** start Listing **
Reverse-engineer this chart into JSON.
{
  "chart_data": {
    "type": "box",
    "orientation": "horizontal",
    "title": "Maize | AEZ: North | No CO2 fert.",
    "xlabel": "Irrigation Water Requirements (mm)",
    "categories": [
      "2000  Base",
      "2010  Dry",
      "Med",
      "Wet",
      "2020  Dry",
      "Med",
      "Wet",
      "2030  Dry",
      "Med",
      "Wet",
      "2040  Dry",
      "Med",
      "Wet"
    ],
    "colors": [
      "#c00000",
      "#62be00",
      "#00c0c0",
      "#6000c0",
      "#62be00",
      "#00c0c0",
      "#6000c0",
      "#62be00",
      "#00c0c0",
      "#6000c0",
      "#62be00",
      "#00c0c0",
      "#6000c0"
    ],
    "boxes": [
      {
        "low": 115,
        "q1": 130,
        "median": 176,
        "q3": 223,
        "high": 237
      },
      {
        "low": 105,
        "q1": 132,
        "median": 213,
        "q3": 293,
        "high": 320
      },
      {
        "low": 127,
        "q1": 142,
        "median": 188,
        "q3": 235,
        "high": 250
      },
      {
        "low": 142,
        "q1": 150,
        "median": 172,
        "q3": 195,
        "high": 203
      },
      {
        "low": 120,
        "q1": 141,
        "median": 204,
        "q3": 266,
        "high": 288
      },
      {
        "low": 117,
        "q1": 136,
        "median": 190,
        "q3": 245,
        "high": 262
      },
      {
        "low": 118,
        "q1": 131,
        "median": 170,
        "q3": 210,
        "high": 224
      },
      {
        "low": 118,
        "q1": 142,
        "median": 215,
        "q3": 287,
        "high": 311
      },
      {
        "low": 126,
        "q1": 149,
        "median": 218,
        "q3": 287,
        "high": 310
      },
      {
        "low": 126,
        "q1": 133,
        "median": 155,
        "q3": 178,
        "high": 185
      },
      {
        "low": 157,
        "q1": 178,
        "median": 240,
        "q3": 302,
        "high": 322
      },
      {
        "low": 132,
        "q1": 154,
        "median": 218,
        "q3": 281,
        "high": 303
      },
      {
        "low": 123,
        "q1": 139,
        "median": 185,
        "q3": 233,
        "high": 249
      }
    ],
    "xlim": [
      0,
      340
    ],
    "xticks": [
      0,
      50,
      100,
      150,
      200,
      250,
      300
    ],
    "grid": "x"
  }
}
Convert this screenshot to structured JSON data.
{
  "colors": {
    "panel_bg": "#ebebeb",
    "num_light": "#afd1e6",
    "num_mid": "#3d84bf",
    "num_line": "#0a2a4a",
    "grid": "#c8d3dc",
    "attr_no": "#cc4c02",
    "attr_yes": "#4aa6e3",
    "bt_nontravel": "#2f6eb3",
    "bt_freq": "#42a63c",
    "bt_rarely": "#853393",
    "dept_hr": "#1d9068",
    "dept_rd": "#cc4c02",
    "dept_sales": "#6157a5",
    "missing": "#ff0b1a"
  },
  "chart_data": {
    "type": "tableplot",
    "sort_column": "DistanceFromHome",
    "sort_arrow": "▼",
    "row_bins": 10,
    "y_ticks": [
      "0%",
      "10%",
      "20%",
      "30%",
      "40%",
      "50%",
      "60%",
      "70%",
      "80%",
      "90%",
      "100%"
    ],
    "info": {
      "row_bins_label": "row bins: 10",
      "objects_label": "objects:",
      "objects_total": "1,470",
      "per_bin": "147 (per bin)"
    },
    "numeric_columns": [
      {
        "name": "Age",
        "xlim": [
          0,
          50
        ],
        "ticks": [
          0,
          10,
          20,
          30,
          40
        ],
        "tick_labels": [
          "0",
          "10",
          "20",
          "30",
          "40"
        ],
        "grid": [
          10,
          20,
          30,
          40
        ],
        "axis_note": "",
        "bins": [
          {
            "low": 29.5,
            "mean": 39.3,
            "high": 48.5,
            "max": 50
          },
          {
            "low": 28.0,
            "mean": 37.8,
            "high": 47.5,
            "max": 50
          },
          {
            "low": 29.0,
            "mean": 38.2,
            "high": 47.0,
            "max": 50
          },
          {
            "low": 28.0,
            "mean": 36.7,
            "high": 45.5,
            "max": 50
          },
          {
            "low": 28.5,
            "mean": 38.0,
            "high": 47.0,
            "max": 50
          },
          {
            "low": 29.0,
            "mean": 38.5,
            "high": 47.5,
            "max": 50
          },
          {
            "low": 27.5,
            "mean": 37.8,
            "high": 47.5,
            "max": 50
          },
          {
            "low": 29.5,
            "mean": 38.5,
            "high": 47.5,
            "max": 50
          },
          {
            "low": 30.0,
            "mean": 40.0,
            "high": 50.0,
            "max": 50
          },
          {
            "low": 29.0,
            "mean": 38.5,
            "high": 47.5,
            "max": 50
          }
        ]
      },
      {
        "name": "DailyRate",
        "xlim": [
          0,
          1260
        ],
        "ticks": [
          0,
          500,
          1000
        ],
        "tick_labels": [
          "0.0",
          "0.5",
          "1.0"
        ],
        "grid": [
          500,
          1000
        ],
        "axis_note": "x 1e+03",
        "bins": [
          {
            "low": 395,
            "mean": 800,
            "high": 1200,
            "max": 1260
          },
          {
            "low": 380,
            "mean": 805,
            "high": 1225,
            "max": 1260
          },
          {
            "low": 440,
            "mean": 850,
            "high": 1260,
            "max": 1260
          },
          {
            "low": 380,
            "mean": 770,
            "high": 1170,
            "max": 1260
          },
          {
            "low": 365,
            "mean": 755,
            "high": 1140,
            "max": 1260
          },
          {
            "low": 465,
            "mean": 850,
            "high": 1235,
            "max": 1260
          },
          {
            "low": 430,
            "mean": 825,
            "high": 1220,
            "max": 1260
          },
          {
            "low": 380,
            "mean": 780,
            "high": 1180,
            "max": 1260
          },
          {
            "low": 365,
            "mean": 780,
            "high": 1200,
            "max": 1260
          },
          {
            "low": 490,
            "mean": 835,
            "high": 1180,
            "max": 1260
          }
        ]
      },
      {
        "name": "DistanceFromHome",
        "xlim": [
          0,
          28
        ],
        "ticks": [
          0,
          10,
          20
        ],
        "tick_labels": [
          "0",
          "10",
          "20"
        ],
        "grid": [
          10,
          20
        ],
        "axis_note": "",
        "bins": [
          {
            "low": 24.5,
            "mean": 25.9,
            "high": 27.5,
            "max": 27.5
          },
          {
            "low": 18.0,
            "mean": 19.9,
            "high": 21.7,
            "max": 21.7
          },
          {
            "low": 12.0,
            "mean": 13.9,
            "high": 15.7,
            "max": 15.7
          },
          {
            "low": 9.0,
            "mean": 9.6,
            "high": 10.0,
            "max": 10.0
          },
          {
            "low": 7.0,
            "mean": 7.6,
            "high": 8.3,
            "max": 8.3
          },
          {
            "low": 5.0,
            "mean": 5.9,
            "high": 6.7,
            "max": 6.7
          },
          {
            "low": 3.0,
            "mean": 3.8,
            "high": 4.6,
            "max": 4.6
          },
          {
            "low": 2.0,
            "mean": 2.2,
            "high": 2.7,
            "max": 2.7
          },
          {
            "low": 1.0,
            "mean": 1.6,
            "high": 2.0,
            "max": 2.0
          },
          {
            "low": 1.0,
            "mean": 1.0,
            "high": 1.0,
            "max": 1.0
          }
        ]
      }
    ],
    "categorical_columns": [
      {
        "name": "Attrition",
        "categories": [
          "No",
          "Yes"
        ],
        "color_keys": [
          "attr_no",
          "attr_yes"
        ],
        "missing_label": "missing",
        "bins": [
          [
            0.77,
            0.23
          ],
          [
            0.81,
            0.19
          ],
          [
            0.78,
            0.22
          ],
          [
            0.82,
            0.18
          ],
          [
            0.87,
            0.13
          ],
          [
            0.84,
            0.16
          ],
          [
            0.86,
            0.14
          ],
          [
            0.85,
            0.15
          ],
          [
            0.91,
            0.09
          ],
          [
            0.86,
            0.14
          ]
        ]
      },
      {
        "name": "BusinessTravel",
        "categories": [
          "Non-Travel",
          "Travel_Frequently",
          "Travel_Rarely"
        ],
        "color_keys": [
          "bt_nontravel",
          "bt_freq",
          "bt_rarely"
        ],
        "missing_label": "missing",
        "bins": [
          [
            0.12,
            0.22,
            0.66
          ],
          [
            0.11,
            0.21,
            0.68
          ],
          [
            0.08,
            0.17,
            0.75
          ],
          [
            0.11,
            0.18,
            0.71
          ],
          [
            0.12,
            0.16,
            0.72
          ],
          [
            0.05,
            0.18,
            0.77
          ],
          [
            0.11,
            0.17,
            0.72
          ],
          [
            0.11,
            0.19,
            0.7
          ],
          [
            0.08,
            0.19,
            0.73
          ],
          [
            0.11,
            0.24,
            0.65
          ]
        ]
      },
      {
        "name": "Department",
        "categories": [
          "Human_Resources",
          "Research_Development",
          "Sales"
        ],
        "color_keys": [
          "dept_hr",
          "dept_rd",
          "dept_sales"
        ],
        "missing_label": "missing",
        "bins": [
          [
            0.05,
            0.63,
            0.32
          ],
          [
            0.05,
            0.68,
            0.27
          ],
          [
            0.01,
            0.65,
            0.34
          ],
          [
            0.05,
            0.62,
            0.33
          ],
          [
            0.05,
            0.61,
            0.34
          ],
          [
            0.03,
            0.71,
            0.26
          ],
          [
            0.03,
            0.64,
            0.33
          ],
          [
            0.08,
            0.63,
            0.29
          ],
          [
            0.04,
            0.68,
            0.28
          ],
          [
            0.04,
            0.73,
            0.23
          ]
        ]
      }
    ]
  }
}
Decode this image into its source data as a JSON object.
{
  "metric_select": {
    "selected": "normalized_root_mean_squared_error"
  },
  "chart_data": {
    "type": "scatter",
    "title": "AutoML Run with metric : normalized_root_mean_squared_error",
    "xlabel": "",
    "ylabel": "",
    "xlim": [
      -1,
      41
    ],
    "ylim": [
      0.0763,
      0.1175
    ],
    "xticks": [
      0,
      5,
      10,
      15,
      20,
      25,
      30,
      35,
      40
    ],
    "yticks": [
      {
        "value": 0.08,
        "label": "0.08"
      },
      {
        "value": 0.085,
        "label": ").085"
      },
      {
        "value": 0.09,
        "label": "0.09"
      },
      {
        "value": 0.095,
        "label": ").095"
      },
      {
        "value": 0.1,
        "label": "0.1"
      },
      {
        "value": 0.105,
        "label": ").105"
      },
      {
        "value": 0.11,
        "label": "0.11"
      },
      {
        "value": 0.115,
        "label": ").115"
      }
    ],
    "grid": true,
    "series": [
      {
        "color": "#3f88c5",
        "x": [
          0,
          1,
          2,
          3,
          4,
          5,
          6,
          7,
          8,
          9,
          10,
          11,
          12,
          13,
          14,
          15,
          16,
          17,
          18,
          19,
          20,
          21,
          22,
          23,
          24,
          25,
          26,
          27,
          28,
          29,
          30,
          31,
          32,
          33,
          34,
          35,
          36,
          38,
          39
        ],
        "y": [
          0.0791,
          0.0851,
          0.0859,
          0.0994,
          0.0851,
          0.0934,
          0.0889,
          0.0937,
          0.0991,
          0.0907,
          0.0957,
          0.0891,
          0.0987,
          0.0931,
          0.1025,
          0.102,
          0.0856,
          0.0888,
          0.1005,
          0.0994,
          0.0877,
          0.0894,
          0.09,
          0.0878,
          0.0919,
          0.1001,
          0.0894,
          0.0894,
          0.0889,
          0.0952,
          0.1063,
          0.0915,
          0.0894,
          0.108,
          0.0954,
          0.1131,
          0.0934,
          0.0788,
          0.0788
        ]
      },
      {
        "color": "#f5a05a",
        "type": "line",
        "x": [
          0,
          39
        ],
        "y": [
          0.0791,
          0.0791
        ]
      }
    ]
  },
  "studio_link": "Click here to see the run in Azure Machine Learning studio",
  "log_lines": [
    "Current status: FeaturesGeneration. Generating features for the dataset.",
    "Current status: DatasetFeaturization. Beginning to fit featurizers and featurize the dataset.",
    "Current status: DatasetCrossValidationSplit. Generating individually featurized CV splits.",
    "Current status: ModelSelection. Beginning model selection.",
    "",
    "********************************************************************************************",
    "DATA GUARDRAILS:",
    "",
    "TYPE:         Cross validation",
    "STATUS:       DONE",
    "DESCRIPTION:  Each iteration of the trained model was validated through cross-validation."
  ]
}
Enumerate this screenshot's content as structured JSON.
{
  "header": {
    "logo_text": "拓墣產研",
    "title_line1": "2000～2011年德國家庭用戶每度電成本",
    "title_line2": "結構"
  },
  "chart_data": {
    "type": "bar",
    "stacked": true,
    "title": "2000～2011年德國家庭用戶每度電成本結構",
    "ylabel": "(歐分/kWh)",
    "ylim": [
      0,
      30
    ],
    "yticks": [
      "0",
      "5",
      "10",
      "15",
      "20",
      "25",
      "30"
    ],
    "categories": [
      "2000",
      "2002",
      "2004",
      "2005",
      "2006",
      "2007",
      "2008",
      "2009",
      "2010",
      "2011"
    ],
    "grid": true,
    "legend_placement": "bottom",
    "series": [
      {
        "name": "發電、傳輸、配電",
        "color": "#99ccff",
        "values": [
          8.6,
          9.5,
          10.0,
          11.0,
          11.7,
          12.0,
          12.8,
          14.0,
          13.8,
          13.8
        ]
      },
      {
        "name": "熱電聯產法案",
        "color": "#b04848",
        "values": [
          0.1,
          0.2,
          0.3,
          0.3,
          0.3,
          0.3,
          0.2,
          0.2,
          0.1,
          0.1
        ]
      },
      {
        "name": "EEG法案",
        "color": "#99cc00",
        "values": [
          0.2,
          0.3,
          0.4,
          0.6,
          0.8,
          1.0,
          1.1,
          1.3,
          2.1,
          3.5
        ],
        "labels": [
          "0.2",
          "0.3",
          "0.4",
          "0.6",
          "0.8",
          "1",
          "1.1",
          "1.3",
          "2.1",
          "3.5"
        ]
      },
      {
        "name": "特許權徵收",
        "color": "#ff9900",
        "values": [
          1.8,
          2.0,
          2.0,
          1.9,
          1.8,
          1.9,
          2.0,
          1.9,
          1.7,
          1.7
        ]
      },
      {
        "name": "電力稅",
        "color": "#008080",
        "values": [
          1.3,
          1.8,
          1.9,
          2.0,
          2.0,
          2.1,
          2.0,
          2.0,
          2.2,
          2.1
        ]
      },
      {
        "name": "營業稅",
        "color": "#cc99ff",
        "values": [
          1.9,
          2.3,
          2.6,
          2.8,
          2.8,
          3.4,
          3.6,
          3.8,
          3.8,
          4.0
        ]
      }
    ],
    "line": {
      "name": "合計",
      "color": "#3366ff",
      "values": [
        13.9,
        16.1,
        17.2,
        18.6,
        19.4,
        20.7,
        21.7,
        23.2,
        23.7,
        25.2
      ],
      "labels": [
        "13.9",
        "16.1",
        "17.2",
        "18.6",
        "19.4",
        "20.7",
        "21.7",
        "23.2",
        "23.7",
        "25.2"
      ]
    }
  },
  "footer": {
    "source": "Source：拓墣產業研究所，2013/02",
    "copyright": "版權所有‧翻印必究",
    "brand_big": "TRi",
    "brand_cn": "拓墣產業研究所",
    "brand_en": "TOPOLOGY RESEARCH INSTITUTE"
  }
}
** end Listing **
Scan the listing above and copy all lines containing the word "into".

Reverse-engineer this chart into JSON.
Decode this image into its source data as a JSON object.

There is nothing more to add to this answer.